======== DATASET EXTRACT ========

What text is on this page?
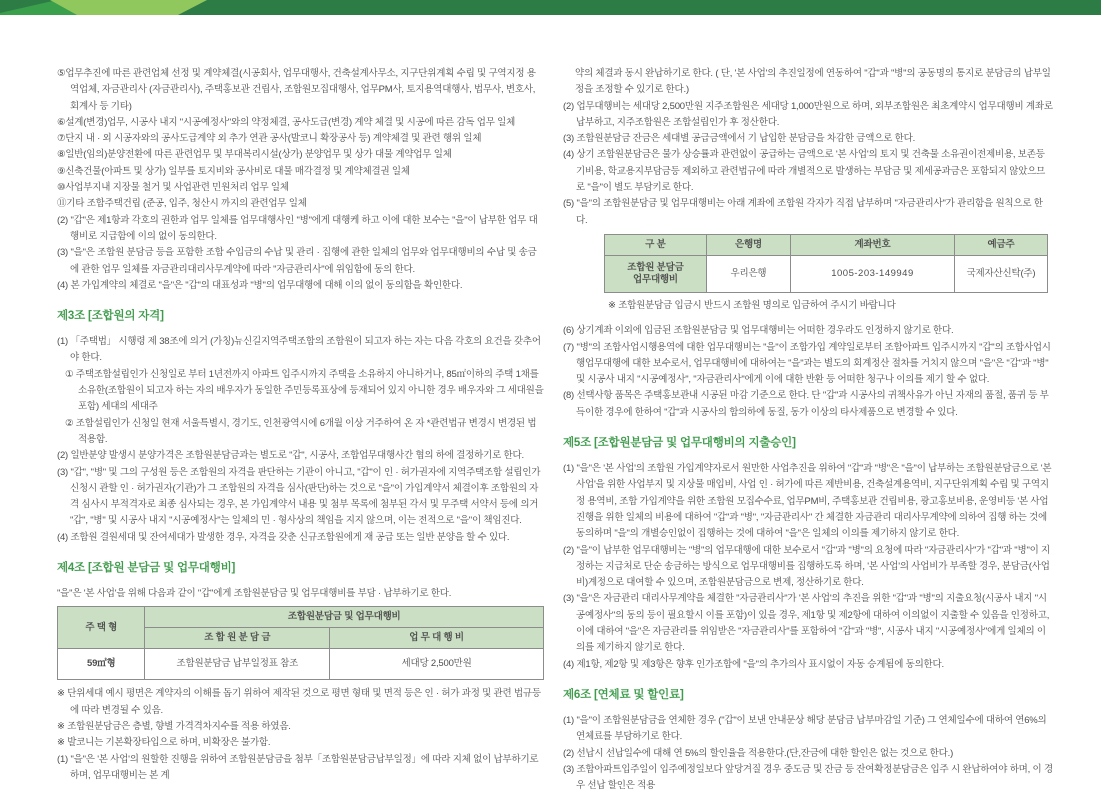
⑤업무추진에 따른 관련업체 선정 및 계약체결(시공회사, 업무대행사, 건축설계사무소, 지구단위계획 수립 및 구역지정 용역업체, 자금관리사 (자금관리사), 주택홍보관 건립사, 조합원모집대행사, 업무PM사, 토지용역대행사, 법무사, 변호사, 회계사 등 기타)

⑥설계(변경)업무, 시공사 내지 "시공예정사"와의 약정체결, 공사도급(변경) 계약 체결 및 시공에 따른 감독 업무 일체

⑦단지 내 · 외 시공자와의 공사도급계약 외 추가 연관 공사(발코니 확장공사 등) 계약체결 및 관련 행위 일체

⑧일반(임의)분양전환에 따른 관련업무 및 부대복리시설(상가) 분양업무 및 상가 대물 계약업무 일체

⑨신축건물(아파트 및 상가) 일부를 토지비와 공사비로 대물 매각결정 및 계약체결권 일체

⑩사업부지내 지장물 철거 및 사업관련 민원처리 업무 일체

⑪기타 조합주택건립 (준공, 입주, 청산시 까지의 관련업무 일체

(2) "갑"은 제1항과 각호의 권한과 업무 일체를 업무대행사인 "병"에게 대행케 하고 이에 대한 보수는 "을"이 납부한 업무 대행비로 지급함에 이의 없이 동의한다.

(3) "을"은 조합원 분담금 등을 포함한 조합 수입금의 수납 및 관리 · 집행에 관한 일체의 업무와 업무대행비의 수납 및 송금에 관한 업무 일체를 자금관리대리사무계약에 따라 "자금관리사"에 위임함에 동의 한다.

(4) 본 가입계약의 체결로 "을"은 "갑"의 대표성과 "병"의 업무대행에 대해 이의 없이 동의함을 확인한다.

제3조 [조합원의 자격]

(1) 「주택법」 시행령 제 38조에 의거 (가칭)뉴신길지역주택조합의 조합원이 되고자 하는 자는 다음 각호의 요건을 갖추어야 한다.

① 주택조합설립인가 신청일로 부터 1년전까지 아파트 입주시까지 주택을 소유하지 아니하거나, 85㎡이하의 주택 1채를 소유한(조합원이 되고자 하는 자의 배우자가 동일한 주민등록표상에 등재되어 있지 아니한 경우 배우자와 그 세대원을 포함) 세대의 세대주

② 조합설립인가 신청일 현재 서울특별시, 경기도, 인천광역시에 6개월 이상 거주하여 온 자 *관련법규 변경시 변경된 법 적용함.

(2) 일반분양 발생시 분양가격은 조합원분담금과는 별도로 "갑", 시공사, 조합업무대행사간 협의 하에 결정하기로 한다.

(3) "갑", "병" 및 그의 구성원 등은 조합원의 자격을 판단하는 기관이 아니고, "갑"이 인 · 허가권자에 지역주택조합 설립인가 신청시 관할 인 · 허가권자(기관)가 그 조합원의 자격을 심사(판단)하는 것으로 "을"이 가입계약서 체결이후 조합원의 자격 심사시 부적격자로 최종 심사되는 경우, 본 가입계약서 내용 및 첨부 목록에 첨부된 각서 및 무주택 서약서 등에 의거 "갑", "병" 및 시공사 내지 "시공예정사"는 일체의 민 · 형사상의 책임을 지지 않으며, 이는 전적으로 "을"이 책임진다.

(4) 조합원 결원세대 및 잔여세대가 발생한 경우, 자격을 갖춘 신규조합원에게 재 공급 또는 일반 분양을 할 수 있다.

제4조 [조합원 분담금 및 업무대행비]

"을"은 '본 사업'을 위해 다음과 같이 "갑"에게 조합원분담금 및 업무대행비를 부담 · 납부하기로 한다.

주 택 형	조합원분담금 및 업무대행비	
	조 합 원 분 담 금	업 무 대 행 비
59㎡형	조합원분담금 납부일정표 참조	세대당 2,500만원

※ 단위세대 예시 평면은 계약자의 이해를 돕기 위하여 제작된 것으로 평면 형태 및 면적 등은 인 · 허가 과정 및 관련 법규등에 따라 변경될 수 있음.

※ 조합원분담금은 층별, 향별 가격격차지수를 적용 하였음.

※ 발코니는 기본확장타입으로 하며, 비확장은 불가함.

(1) "을"은 '본 사업'의 원할한 진행을 위하여 조합원분담금을 첨부「조합원분담금납부일정」에 따라 지체 없이 납부하기로 하며, 업무대행비는 본 계

약의 체결과 동시 완납하기로 한다. ( 단, '본 사업'의 추진일정에 연동하여 "갑"과 "병"의 공동명의 통지로 분담금의 납부일정을 조정할 수 있기로 한다.)

(2) 업무대행비는 세대당 2,500만원 지주조합원은 세대당 1,000만원으로 하며, 외부조합원은 최초계약시 업무대행비 계좌로 납부하고, 지주조합원은 조합설립인가 후 정산한다.

(3) 조합원분담금 잔금은 세대별 공급금액에서 기 납입한 분담금을 차감한 금액으로 한다.

(4) 상기 조합원분담금은 물가 상승률과 관련없이 공급하는 금액으로 '본 사업'의 토지 및 건축물 소유권이전제비용, 보존등기비용, 학교용지부담금등 제외하고 관련법규에 따라 개별적으로 발생하는 부담금 및 제세공과금은 포함되지 않았으므로 "을"이 별도 부담키로 한다.

(5) "을"의 조합원분담금 및 업무대행비는 아래 계좌에 조합원 각자가 직접 납부하며 "자금관리사"가 관리함을 원칙으로 한다.

구 분	은행명	계좌번호	예금주

조합원 분담금
업무대행비	우리은행	1005-203-149949	국제자산신탁(주)

※ 조합원분담금 입금시 반드시 조합원 명의로 입금하여 주시기 바랍니다

(6) 상기계좌 이외에 입금된 조합원분담금 및 업무대행비는 어떠한 경우라도 인정하지 않기로 한다.

(7) "병"의 조합사업시행용역에 대한 업무대행비는 "을"이 조합가입 계약일로부터 조합아파트 입주시까지 "갑"의 조합사업시행업무대행에 대한 보수로서, 업무대행비에 대하여는 "을"과는 별도의 회계정산 절차를 거치지 않으며 "을"은 "갑"과 "병" 및 시공사 내지 "시공예정사", "자금관리사"에게 이에 대한 반환 등 어떠한 청구나 이의를 제기 할 수 없다.

(8) 선택사항 품목은 주택홍보관내 시공된 마감 기준으로 한다. 단 "갑"과 시공사의 귀책사유가 아닌 자재의 품절, 품귀 등 부득이한 경우에 한하여 "갑"과 시공사의 합의하에 동질, 동가 이상의 타사제품으로 변경할 수 있다.

제5조 [조합원분담금 및 업무대행비의 지출승인]

(1) "을"은 '본 사업'의 조합원 가입계약자로서 원만한 사업추진을 위하여 "갑"과 "병"은 "을"이 납부하는 조합원분담금으로 '본 사업'을 위한 사업부지 및 지상물 매입비, 사업 인 · 허가에 따른 제반비용, 건축설계용역비, 지구단위계획 수립 및 구역지정 용역비, 조합 가입계약을 위한 조합원 모집수수료, 업무PM비, 주택홍보관 건립비용, 광고홍보비용, 운영비등 '본 사업진행을 위한 일체의 비용에 대하여 "갑"과 "병", "자금관리사" 간 체결한 자금관리 대리사무계약에 의하여 집행 하는 것에 동의하며 "을"의 개별승인없이 집행하는 것에 대하여 "을"은 일체의 이의를 제기하지 않기로 한다.

(2) "을"이 납부한 업무대행비는 "병"의 업무대행에 대한 보수로서 "갑"과 "병"의 요청에 따라 "자금관리사"가 "갑"과 "병"이 지정하는 지급처로 단순 송금하는 방식으로 업무대행비를 집행하도록 하며, '본 사업'의 사업비가 부족할 경우, 분담금(사업비)계정으로 대여할 수 있으며, 조합원분담금으로 변제, 정산하기로 한다.

(3) "을"은 자금관리 대리사무계약을 체결한 "자금관리사"가 '본 사업'의 추진을 위한 "갑"과 "병"의 지출요청(시공사 내지 "시공예정사"의 동의 등이 필요할시 이를 포함)이 있을 경우, 제1항 및 제2항에 대하여 이의없이 지출할 수 있음을 인정하고, 이에 대하여 "을"은 자금관리를 위임받은 "자금관리사"를 포함하여 "갑"과 "병", 시공사 내지 "시공예정사"에게 일체의 이의를 제기하지 않기로 한다.

(4) 제1항, 제2항 및 제3항은 향후 인가조합에 "을"의 추가의사 표시없이 자동 승계됨에 동의한다.

제6조 [연체료 및 할인료]

(1) "을"이 조합원분담금을 연체한 경우 ("갑"이 보낸 안내문상 해당 분담금 납부마감일 기준) 그 연체일수에 대하여 연6%의 연체료를 부담하기로 한다.

(2) 선납시 선납일수에 대해 연 5%의 할인율을 적용한다.(단,잔금에 대한 할인은 없는 것으로 한다.)

(3) 조합아파트입주일이 입주예정일보다 앞당겨질 경우 중도금 및 잔금 등 잔여확정분담금은 입주 시 완납하여야 하며, 이 경우 선납 할인은 적용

========

Reply with nothing but the number of lines that contain the word "동의한다".

2